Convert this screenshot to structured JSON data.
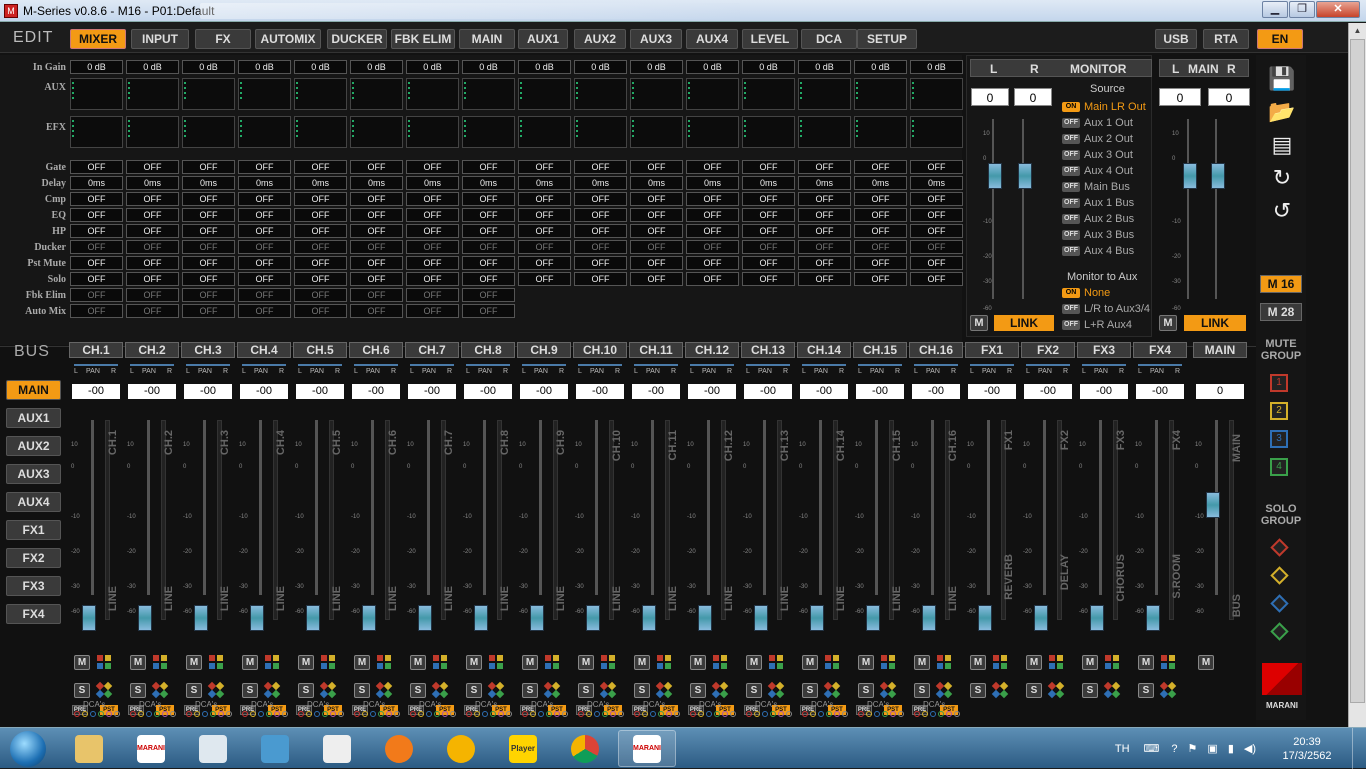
{
  "window": {
    "title": "M-Series v0.8.6 - M16 - P01:Default",
    "min": "▁",
    "max": "❐",
    "close": "✕"
  },
  "edit_label": "EDIT",
  "tabs": [
    "MIXER",
    "INPUT",
    "FX",
    "AUTOMIX",
    "DUCKER",
    "FBK ELIM",
    "MAIN",
    "AUX1",
    "AUX2",
    "AUX3",
    "AUX4",
    "LEVEL",
    "DCA",
    "SETUP"
  ],
  "top_right": [
    "USB",
    "RTA",
    "EN"
  ],
  "row_labels": [
    "In Gain",
    "AUX",
    "EFX",
    "Gate",
    "Delay",
    "Cmp",
    "EQ",
    "HP",
    "Ducker",
    "Pst Mute",
    "Solo",
    "Fbk Elim",
    "Auto Mix"
  ],
  "in_gain": "0 dB",
  "delay_val": "0ms",
  "off": "OFF",
  "monitor": {
    "l": "L",
    "r": "R",
    "title": "MONITOR",
    "l_val": "0",
    "r_val": "0",
    "source_title": "Source",
    "sources": [
      "Main LR Out",
      "Aux 1 Out",
      "Aux 2 Out",
      "Aux 3 Out",
      "Aux 4 Out",
      "Main Bus",
      "Aux 1 Bus",
      "Aux 2 Bus",
      "Aux 3 Bus",
      "Aux 4 Bus"
    ],
    "on_badge": "ON",
    "off_badge": "OFF",
    "to_aux_title": "Monitor to Aux",
    "to_aux": [
      "None",
      "L/R to Aux3/4",
      "L+R Aux4"
    ],
    "m": "M",
    "link": "LINK"
  },
  "main_block": {
    "l": "L",
    "title": "MAIN",
    "r": "R",
    "l_val": "0",
    "r_val": "0",
    "m": "M",
    "link": "LINK"
  },
  "ticks": [
    "10",
    "0",
    "-10",
    "-20",
    "-30",
    "-40",
    "-60"
  ],
  "right_panel": {
    "m16": "M 16",
    "m28": "M 28",
    "mute_group": "MUTE GROUP",
    "mute": [
      "1",
      "2",
      "3",
      "4"
    ],
    "solo_group": "SOLO GROUP",
    "solo": [
      "1",
      "2",
      "3",
      "4"
    ],
    "logo": "MARANI"
  },
  "colors": {
    "accent": "#f39a14",
    "grp": [
      "#c0392b",
      "#d4b02a",
      "#2e6fb5",
      "#3aa04a"
    ]
  },
  "bus_label": "BUS",
  "bus_buttons": [
    "MAIN",
    "AUX1",
    "AUX2",
    "AUX3",
    "AUX4",
    "FX1",
    "FX2",
    "FX3",
    "FX4"
  ],
  "channels": [
    "CH.1",
    "CH.2",
    "CH.3",
    "CH.4",
    "CH.5",
    "CH.6",
    "CH.7",
    "CH.8",
    "CH.9",
    "CH.10",
    "CH.11",
    "CH.12",
    "CH.13",
    "CH.14",
    "CH.15",
    "CH.16"
  ],
  "pan": {
    "l": "L",
    "pan": "PAN",
    "r": "R"
  },
  "pan_val": "-00",
  "line": "LINE",
  "fx": [
    {
      "name": "FX1",
      "type": "REVERB"
    },
    {
      "name": "FX2",
      "type": "DELAY"
    },
    {
      "name": "FX3",
      "type": "CHORUS"
    },
    {
      "name": "FX4",
      "type": "S.ROOM"
    }
  ],
  "main_strip": {
    "name": "MAIN",
    "val": "0",
    "vert": "MAIN",
    "bus": "BUS"
  },
  "btn": {
    "m": "M",
    "s": "S",
    "pre": "PRE",
    "pst": "PST",
    "dca": "DCA's"
  },
  "taskbar": {
    "lang": "TH",
    "time": "20:39",
    "date": "17/3/2562",
    "player": "Player",
    "marani": "MARANI"
  }
}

_ _ _ _ _

**THE EXERCISE:** Transcribe the whole listing exactly. Pictures are excluded.

**REPLY:**
Convert this screenshot to structured JSON data.
{
  "window": {
    "title": "M-Series v0.8.6 - M16 - P01:Default",
    "min": "▁",
    "max": "❐",
    "close": "✕"
  },
  "edit_label": "EDIT",
  "tabs": [
    "MIXER",
    "INPUT",
    "FX",
    "AUTOMIX",
    "DUCKER",
    "FBK ELIM",
    "MAIN",
    "AUX1",
    "AUX2",
    "AUX3",
    "AUX4",
    "LEVEL",
    "DCA",
    "SETUP"
  ],
  "top_right": [
    "USB",
    "RTA",
    "EN"
  ],
  "row_labels": [
    "In Gain",
    "AUX",
    "EFX",
    "Gate",
    "Delay",
    "Cmp",
    "EQ",
    "HP",
    "Ducker",
    "Pst Mute",
    "Solo",
    "Fbk Elim",
    "Auto Mix"
  ],
  "in_gain": "0 dB",
  "delay_val": "0ms",
  "off": "OFF",
  "monitor": {
    "l": "L",
    "r": "R",
    "title": "MONITOR",
    "l_val": "0",
    "r_val": "0",
    "source_title": "Source",
    "sources": [
      "Main LR Out",
      "Aux 1 Out",
      "Aux 2 Out",
      "Aux 3 Out",
      "Aux 4 Out",
      "Main Bus",
      "Aux 1 Bus",
      "Aux 2 Bus",
      "Aux 3 Bus",
      "Aux 4 Bus"
    ],
    "on_badge": "ON",
    "off_badge": "OFF",
    "to_aux_title": "Monitor to Aux",
    "to_aux": [
      "None",
      "L/R to Aux3/4",
      "L+R Aux4"
    ],
    "m": "M",
    "link": "LINK"
  },
  "main_block": {
    "l": "L",
    "title": "MAIN",
    "r": "R",
    "l_val": "0",
    "r_val": "0",
    "m": "M",
    "link": "LINK"
  },
  "ticks": [
    "10",
    "0",
    "-10",
    "-20",
    "-30",
    "-40",
    "-60"
  ],
  "right_panel": {
    "m16": "M 16",
    "m28": "M 28",
    "mute_group": "MUTE GROUP",
    "mute": [
      "1",
      "2",
      "3",
      "4"
    ],
    "solo_group": "SOLO GROUP",
    "solo": [
      "1",
      "2",
      "3",
      "4"
    ],
    "logo": "MARANI"
  },
  "colors": {
    "accent": "#f39a14",
    "grp": [
      "#c0392b",
      "#d4b02a",
      "#2e6fb5",
      "#3aa04a"
    ]
  },
  "bus_label": "BUS",
  "bus_buttons": [
    "MAIN",
    "AUX1",
    "AUX2",
    "AUX3",
    "AUX4",
    "FX1",
    "FX2",
    "FX3",
    "FX4"
  ],
  "channels": [
    "CH.1",
    "CH.2",
    "CH.3",
    "CH.4",
    "CH.5",
    "CH.6",
    "CH.7",
    "CH.8",
    "CH.9",
    "CH.10",
    "CH.11",
    "CH.12",
    "CH.13",
    "CH.14",
    "CH.15",
    "CH.16"
  ],
  "pan": {
    "l": "L",
    "pan": "PAN",
    "r": "R"
  },
  "pan_val": "-00",
  "line": "LINE",
  "fx": [
    {
      "name": "FX1",
      "type": "REVERB"
    },
    {
      "name": "FX2",
      "type": "DELAY"
    },
    {
      "name": "FX3",
      "type": "CHORUS"
    },
    {
      "name": "FX4",
      "type": "S.ROOM"
    }
  ],
  "main_strip": {
    "name": "MAIN",
    "val": "0",
    "vert": "MAIN",
    "bus": "BUS"
  },
  "btn": {
    "m": "M",
    "s": "S",
    "pre": "PRE",
    "pst": "PST",
    "dca": "DCA's"
  },
  "taskbar": {
    "lang": "TH",
    "time": "20:39",
    "date": "17/3/2562",
    "player": "Player",
    "marani": "MARANI"
  }
}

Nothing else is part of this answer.